Whilst varying standards of care for patients with acute kidney injury (AKI) continue to contribute to poor outcomes, a strong focus on strategies to drive quality improvement is paramount. To this end, a national Patient Safety Alert was issued in June 2014 to all healthcare providers in England entitled ‘Standardising the Early Identification of Acute Kidney Injury'. The aim was to embed an automated AKI detection system in the biochemistry laboratories of all acute hospitals. In addition to the direct clinical benefits that may come from earlier and more systematic recognition of AKI, it has also helped position AKI as a patient safety issue and will feed a national AKI registry, the latter a potent tool for future measurement and improvement initiatives.

◆ Information provided:
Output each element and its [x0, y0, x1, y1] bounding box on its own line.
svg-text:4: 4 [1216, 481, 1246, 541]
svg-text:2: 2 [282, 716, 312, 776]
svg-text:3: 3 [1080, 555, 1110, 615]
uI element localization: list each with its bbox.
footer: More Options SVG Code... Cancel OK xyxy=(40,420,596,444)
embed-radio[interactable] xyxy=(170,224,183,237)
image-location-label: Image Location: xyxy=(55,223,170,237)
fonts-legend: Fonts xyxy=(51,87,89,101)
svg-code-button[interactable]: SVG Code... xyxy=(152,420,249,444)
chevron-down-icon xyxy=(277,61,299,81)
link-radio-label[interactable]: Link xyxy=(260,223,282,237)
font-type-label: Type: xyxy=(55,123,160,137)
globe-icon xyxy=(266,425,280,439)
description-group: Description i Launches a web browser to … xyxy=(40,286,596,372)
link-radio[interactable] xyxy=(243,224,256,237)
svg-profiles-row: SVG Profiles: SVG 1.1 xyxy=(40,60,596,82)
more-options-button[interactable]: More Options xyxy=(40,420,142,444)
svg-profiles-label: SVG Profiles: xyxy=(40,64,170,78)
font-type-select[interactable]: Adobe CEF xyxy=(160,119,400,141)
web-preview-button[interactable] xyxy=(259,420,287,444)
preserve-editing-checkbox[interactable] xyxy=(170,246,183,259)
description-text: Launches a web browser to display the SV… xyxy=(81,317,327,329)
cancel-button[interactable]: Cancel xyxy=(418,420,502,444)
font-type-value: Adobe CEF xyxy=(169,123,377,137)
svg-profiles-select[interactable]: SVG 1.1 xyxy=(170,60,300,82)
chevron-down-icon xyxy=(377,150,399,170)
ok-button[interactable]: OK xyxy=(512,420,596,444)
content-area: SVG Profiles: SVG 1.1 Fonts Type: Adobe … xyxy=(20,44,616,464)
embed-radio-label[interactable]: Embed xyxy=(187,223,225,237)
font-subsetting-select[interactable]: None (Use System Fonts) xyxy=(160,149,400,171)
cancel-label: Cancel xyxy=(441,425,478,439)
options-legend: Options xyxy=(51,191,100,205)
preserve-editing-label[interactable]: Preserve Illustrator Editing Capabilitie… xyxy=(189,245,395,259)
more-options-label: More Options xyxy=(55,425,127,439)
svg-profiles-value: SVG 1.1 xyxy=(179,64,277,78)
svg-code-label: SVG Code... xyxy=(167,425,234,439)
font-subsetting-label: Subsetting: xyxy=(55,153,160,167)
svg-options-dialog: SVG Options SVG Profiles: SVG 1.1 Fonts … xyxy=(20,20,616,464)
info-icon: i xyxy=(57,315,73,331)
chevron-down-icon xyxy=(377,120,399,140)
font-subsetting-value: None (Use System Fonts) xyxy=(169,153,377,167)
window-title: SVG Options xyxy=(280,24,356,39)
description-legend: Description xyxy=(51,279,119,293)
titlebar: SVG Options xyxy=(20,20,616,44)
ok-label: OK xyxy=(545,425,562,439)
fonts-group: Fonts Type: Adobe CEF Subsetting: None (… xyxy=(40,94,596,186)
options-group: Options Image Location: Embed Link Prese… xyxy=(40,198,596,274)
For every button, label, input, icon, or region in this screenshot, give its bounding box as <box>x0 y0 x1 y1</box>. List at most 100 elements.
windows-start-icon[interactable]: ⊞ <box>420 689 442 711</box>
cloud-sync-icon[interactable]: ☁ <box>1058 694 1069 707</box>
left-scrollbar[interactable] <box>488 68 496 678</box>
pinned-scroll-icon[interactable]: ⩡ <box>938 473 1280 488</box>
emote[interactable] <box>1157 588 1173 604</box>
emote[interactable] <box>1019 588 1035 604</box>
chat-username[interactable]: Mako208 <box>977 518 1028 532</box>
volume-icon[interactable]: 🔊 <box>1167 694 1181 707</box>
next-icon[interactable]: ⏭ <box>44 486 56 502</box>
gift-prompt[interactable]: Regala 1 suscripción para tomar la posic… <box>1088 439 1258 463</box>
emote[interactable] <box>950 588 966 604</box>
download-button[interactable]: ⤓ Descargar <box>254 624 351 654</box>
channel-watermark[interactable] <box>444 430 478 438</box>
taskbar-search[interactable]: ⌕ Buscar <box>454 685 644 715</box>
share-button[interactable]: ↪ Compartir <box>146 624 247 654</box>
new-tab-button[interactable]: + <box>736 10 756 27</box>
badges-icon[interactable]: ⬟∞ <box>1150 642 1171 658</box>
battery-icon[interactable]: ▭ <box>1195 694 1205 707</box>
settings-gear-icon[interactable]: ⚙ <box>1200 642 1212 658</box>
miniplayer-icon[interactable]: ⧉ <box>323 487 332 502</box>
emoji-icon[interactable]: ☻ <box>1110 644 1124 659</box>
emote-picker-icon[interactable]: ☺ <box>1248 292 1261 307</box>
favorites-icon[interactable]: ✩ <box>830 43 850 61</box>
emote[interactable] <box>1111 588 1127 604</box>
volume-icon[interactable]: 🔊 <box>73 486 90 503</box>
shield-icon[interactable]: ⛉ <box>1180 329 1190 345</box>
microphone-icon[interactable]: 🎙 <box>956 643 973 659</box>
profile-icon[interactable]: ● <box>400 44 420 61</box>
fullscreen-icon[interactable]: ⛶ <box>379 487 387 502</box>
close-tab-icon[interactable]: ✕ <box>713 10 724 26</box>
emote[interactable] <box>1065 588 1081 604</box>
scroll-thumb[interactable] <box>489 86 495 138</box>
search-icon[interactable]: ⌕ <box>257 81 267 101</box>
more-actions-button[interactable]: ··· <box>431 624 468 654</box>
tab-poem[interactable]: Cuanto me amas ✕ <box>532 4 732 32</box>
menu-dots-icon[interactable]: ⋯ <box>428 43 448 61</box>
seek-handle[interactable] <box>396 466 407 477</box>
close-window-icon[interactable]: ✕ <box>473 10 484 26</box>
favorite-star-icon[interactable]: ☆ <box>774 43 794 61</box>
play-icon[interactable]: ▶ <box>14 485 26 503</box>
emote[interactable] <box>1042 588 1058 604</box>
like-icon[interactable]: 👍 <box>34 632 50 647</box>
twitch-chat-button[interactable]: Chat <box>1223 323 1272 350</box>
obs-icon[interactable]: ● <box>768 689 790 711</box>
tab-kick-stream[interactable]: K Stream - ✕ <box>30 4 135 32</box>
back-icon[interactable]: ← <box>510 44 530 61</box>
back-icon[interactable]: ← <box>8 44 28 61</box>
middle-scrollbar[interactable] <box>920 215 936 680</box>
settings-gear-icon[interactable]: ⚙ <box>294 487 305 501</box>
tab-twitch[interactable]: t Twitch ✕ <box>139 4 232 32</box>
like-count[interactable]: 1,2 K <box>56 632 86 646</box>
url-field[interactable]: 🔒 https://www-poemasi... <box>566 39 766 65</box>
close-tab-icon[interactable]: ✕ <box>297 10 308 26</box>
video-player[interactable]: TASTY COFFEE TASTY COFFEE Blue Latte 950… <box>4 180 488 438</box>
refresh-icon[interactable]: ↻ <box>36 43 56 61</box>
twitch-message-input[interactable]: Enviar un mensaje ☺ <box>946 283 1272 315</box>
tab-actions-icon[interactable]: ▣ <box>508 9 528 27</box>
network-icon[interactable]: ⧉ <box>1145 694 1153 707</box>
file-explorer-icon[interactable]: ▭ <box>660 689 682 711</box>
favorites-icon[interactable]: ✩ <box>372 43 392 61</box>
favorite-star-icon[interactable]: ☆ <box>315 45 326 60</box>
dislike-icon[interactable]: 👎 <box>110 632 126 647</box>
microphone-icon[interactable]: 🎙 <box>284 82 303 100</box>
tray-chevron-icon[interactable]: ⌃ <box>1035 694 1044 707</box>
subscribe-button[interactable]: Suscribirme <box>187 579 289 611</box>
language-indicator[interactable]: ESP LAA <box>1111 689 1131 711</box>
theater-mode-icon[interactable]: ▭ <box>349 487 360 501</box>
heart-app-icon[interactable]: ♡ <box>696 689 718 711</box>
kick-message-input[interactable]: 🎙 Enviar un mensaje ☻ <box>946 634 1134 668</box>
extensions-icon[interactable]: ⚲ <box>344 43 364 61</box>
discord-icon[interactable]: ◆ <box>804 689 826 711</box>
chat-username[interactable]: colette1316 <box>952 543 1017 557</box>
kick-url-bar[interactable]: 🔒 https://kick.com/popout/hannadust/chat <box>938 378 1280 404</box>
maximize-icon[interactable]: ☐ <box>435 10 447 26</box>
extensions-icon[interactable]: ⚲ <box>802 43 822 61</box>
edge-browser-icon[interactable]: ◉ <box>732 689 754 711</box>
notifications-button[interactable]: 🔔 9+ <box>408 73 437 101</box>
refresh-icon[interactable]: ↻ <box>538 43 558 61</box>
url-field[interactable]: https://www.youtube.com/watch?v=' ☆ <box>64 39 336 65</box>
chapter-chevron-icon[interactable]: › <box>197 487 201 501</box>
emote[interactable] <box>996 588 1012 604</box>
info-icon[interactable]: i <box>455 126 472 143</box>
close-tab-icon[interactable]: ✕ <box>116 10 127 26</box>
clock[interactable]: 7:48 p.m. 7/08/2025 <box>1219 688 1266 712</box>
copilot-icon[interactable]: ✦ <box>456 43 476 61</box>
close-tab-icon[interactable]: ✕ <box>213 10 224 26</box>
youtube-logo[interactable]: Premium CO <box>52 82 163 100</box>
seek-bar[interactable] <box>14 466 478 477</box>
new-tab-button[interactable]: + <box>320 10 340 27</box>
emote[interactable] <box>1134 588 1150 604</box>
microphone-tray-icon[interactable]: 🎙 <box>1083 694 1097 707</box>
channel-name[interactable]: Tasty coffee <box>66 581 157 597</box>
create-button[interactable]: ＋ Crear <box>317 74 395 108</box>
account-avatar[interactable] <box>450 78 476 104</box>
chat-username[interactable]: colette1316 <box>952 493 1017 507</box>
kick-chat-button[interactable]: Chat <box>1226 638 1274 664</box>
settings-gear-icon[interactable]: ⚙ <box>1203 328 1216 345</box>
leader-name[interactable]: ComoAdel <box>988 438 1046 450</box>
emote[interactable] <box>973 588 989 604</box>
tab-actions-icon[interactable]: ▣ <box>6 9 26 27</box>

◆ Problem description: For each statement, answer yes or no according to the acute kidney injury passage, and quote the words from it that decide the answer. 1. The Patient Safety Alert was issued in June 2014. 2. The alert went to healthcare providers in Scotland. 3. The automated detection system was meant to sit in the biochemistry laboratories of acute hospitals. Rely only on the passage about acute kidney injury.

◆ Exercise answer:
1. Yes: "a national Patient Safety Alert was issued in June 2014"
2. No: "to all healthcare providers in England"
3. Yes: "embed an automated AKI detection system in the biochemistry laboratories of all acute hospitals"